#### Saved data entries
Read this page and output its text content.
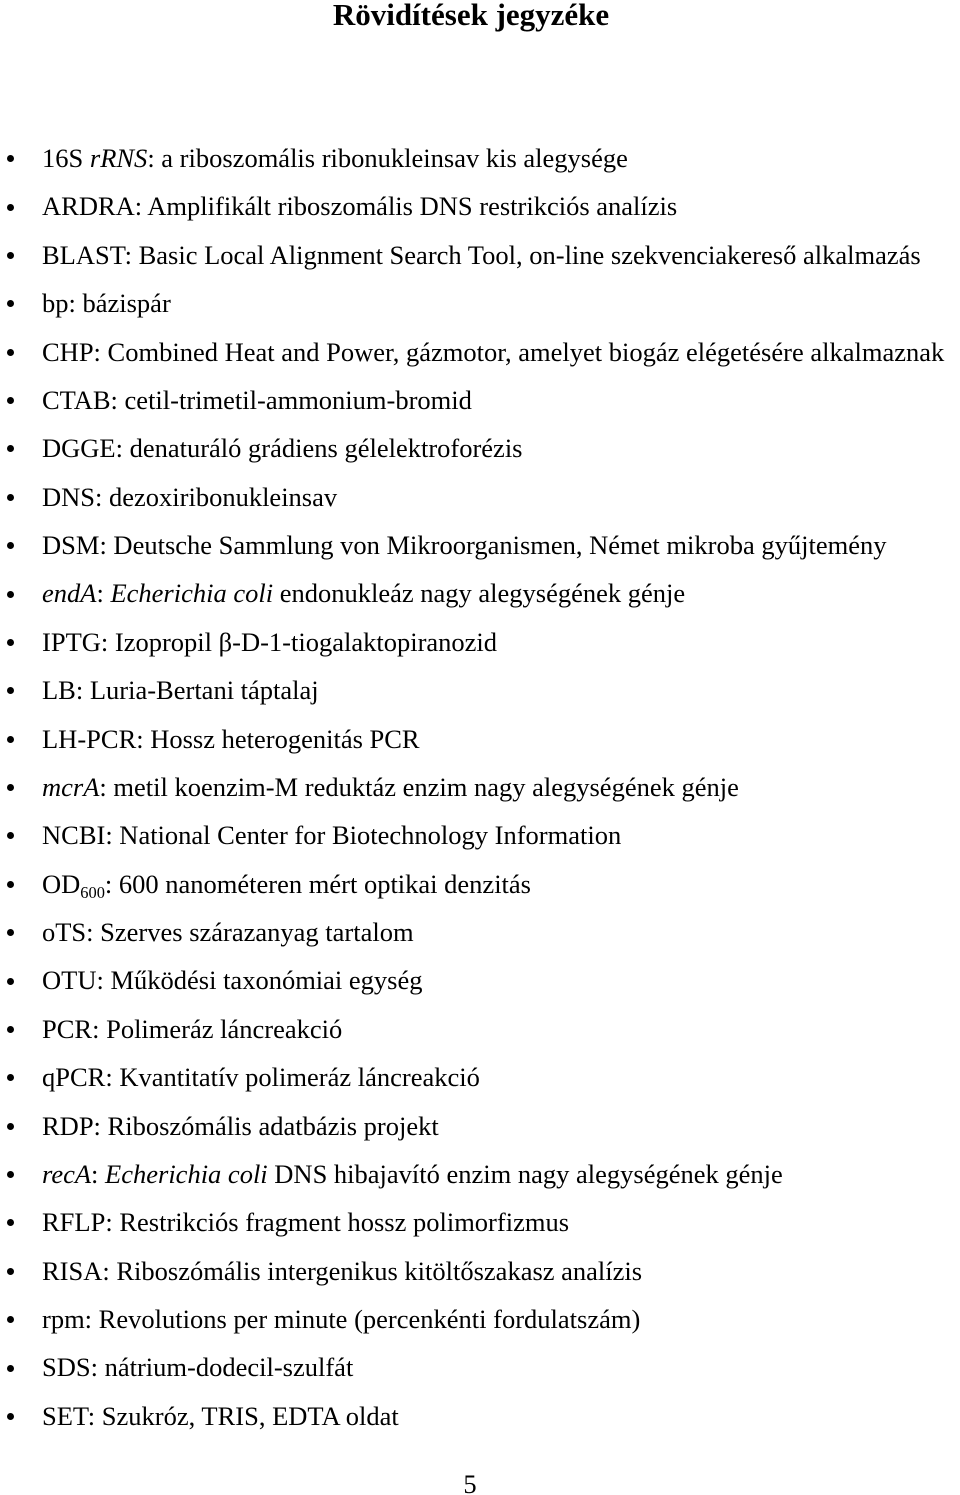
Rövidítések jegyzéke
16S rRNS: a riboszomális ribonukleinsav kis alegysége
ARDRA: Amplifikált riboszomális DNS restrikciós analízis
BLAST: Basic Local Alignment Search Tool, on-line szekvenciakereső alkalmazás
bp: bázispár
CHP: Combined Heat and Power, gázmotor, amelyet biogáz elégetésére alkalmaznak
CTAB: cetil-trimetil-ammonium-bromid
DGGE: denaturáló grádiens gélelektroforézis
DNS: dezoxiribonukleinsav
DSM: Deutsche Sammlung von Mikroorganismen, Német mikroba gyűjtemény
endA: Echerichia coli endonukleáz nagy alegységének génje
IPTG: Izopropil β-D-1-tiogalaktopiranozid
LB: Luria-Bertani táptalaj
LH-PCR: Hossz heterogenitás PCR
mcrA: metil koenzim-M reduktáz enzim nagy alegységének génje
NCBI: National Center for Biotechnology Information
OD600: 600 nanométeren mért optikai denzitás
oTS: Szerves szárazanyag tartalom
OTU: Működési taxonómiai egység
PCR: Polimeráz láncreakció
qPCR: Kvantitatív polimeráz láncreakció
RDP: Riboszómális adatbázis projekt
recA: Echerichia coli DNS hibajavító enzim nagy alegységének génje
RFLP: Restrikciós fragment hossz polimorfizmus
RISA: Riboszómális intergenikus kitöltőszakasz analízis
rpm: Revolutions per minute (percenkénti fordulatszám)
SDS: nátrium-dodecil-szulfát
SET: Szukróz, TRIS, EDTA oldat
5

#### Task goal
Repeat the data exactly, without the pictures.

#### Output of the task
Read this page and output its text content.
Rövidítések jegyzéke
16S rRNS: a riboszomális ribonukleinsav kis alegysége
ARDRA: Amplifikált riboszomális DNS restrikciós analízis
BLAST: Basic Local Alignment Search Tool, on-line szekvenciakereső alkalmazás
bp: bázispár
CHP: Combined Heat and Power, gázmotor, amelyet biogáz elégetésére alkalmaznak
CTAB: cetil-trimetil-ammonium-bromid
DGGE: denaturáló grádiens gélelektroforézis
DNS: dezoxiribonukleinsav
DSM: Deutsche Sammlung von Mikroorganismen, Német mikroba gyűjtemény
endA: Echerichia coli endonukleáz nagy alegységének génje
IPTG: Izopropil β-D-1-tiogalaktopiranozid
LB: Luria-Bertani táptalaj
LH-PCR: Hossz heterogenitás PCR
mcrA: metil koenzim-M reduktáz enzim nagy alegységének génje
NCBI: National Center for Biotechnology Information
OD600: 600 nanométeren mért optikai denzitás
oTS: Szerves szárazanyag tartalom
OTU: Működési taxonómiai egység
PCR: Polimeráz láncreakció
qPCR: Kvantitatív polimeráz láncreakció
RDP: Riboszómális adatbázis projekt
recA: Echerichia coli DNS hibajavító enzim nagy alegységének génje
RFLP: Restrikciós fragment hossz polimorfizmus
RISA: Riboszómális intergenikus kitöltőszakasz analízis
rpm: Revolutions per minute (percenkénti fordulatszám)
SDS: nátrium-dodecil-szulfát
SET: Szukróz, TRIS, EDTA oldat
5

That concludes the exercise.